# SET PROBLEM
Skip the pictures. Reproduce all other material exactly.

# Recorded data
******
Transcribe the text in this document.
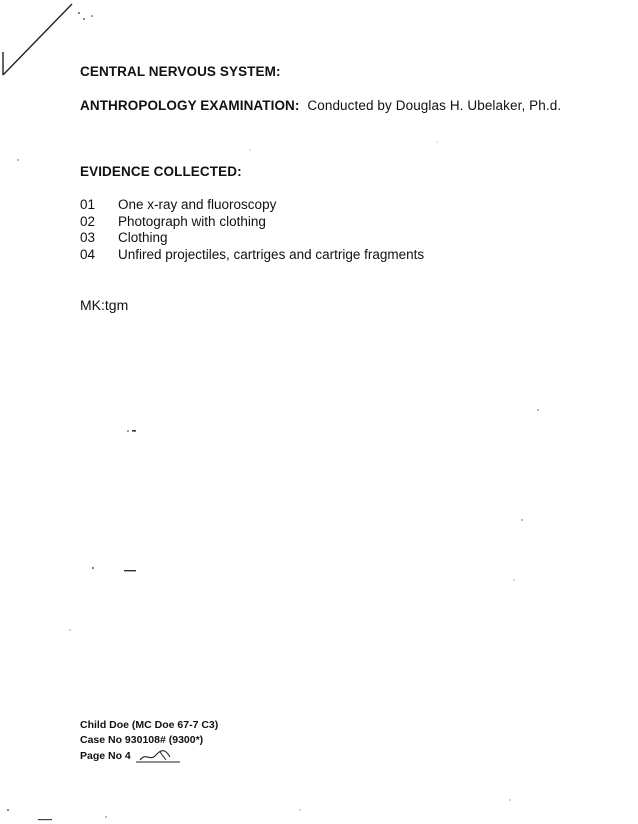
CENTRAL NERVOUS SYSTEM:
ANTHROPOLOGY EXAMINATION: Conducted by Douglas H. Ubelaker, Ph.d.
EVIDENCE COLLECTED:
01 One x-ray and fluoroscopy
02 Photograph with clothing
03 Clothing
04 Unfired projectiles, cartriges and cartrige fragments
MK:tgm
Child Doe (MC Doe 67-7 C3)
Case No 930108# (9300*)
Page No 4
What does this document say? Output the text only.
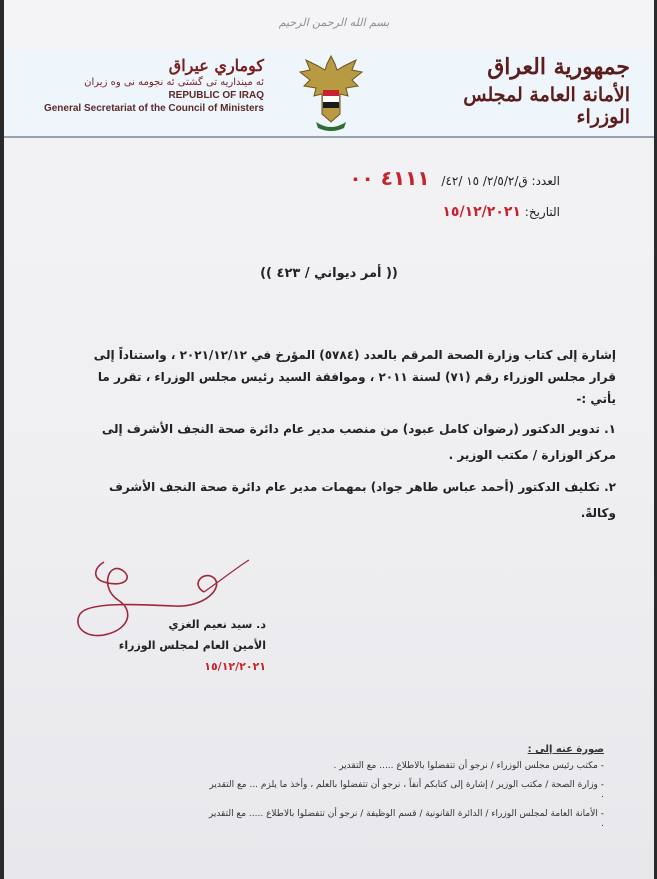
بسم الله الرحمن الرحيم
كوماري عيراق
ئه مينداريه تى گشتى ئه نجومه نى وه زيران
REPUBLIC OF IRAQ
General Secretariat of the Council of Ministers
جمهورية العراق
الأمانة العامة لمجلس الوزراء
العدد: ق/٢/٥/٢/ ١٥ /٤٢/ ٤١١١ ٠٠
التاريخ: ١٥/١٢/٢٠٢١
(( أمر ديواني / ٤٢٣ ))

إشارة إلى كتاب وزارة الصحة المرقم بالعدد (٥٧٨٤) المؤرخ في ٢٠٢١/١٢/١٢ ، واستناداً إلى قرار مجلس الوزراء رقم (٧١) لسنة ٢٠١١ ، وموافقة السيد رئيس مجلس الوزراء ، تقرر ما يأتي :-

١. تدوير الدكتور (رضوان كامل عبود) من منصب مدير عام دائرة صحة النجف الأشرف إلى مركز الوزارة / مكتب الوزير .

٢. تكليف الدكتور (أحمد عباس طاهر جواد) بمهمات مدير عام دائرة صحة النجف الأشرف وكالةً.

د. سيد نعيم الغزي
الأمين العام لمجلس الوزراء
١٥/١٢/٢٠٢١
صورة عنه إلى :
- مكتب رئيس مجلس الوزراء / نرجو أن تتفضلوا بالاطلاع ..... مع التقدير .
- وزارة الصحة / مكتب الوزير / إشارة إلى كتابكم أنفاً ، نرجو أن تتفضلوا بالعلم ، وأخذ ما يلزم ... مع التقدير .
- الأمانة العامة لمجلس الوزراء / الدائرة القانونية / قسم الوظيفة / نرجو أن تتفضلوا بالاطلاع ..... مع التقدير .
******
# RESPONSE BELOW
Transcribe the text in this document.
CENTRAL NERVOUS SYSTEM:
ANTHROPOLOGY EXAMINATION: Conducted by Douglas H. Ubelaker, Ph.d.
EVIDENCE COLLECTED:
01 One x-ray and fluoroscopy
02 Photograph with clothing
03 Clothing
04 Unfired projectiles, cartriges and cartrige fragments
MK:tgm
Child Doe (MC Doe 67-7 C3)
Case No 930108# (9300*)
Page No 4
What does this document say? Output the text only.
بسم الله الرحمن الرحيم
كوماري عيراق
ئه مينداريه تى گشتى ئه نجومه نى وه زيران
REPUBLIC OF IRAQ
General Secretariat of the Council of Ministers
جمهورية العراق
الأمانة العامة لمجلس الوزراء
العدد: ق/٢/٥/٢/ ١٥ /٤٢/ ٤١١١ ٠٠
التاريخ: ١٥/١٢/٢٠٢١
(( أمر ديواني / ٤٢٣ ))

إشارة إلى كتاب وزارة الصحة المرقم بالعدد (٥٧٨٤) المؤرخ في ٢٠٢١/١٢/١٢ ، واستناداً إلى قرار مجلس الوزراء رقم (٧١) لسنة ٢٠١١ ، وموافقة السيد رئيس مجلس الوزراء ، تقرر ما يأتي :-

١. تدوير الدكتور (رضوان كامل عبود) من منصب مدير عام دائرة صحة النجف الأشرف إلى مركز الوزارة / مكتب الوزير .

٢. تكليف الدكتور (أحمد عباس طاهر جواد) بمهمات مدير عام دائرة صحة النجف الأشرف وكالةً.

د. سيد نعيم الغزي
الأمين العام لمجلس الوزراء
١٥/١٢/٢٠٢١
صورة عنه إلى :
- مكتب رئيس مجلس الوزراء / نرجو أن تتفضلوا بالاطلاع ..... مع التقدير .
- وزارة الصحة / مكتب الوزير / إشارة إلى كتابكم أنفاً ، نرجو أن تتفضلوا بالعلم ، وأخذ ما يلزم ... مع التقدير .
- الأمانة العامة لمجلس الوزراء / الدائرة القانونية / قسم الوظيفة / نرجو أن تتفضلوا بالاطلاع ..... مع التقدير .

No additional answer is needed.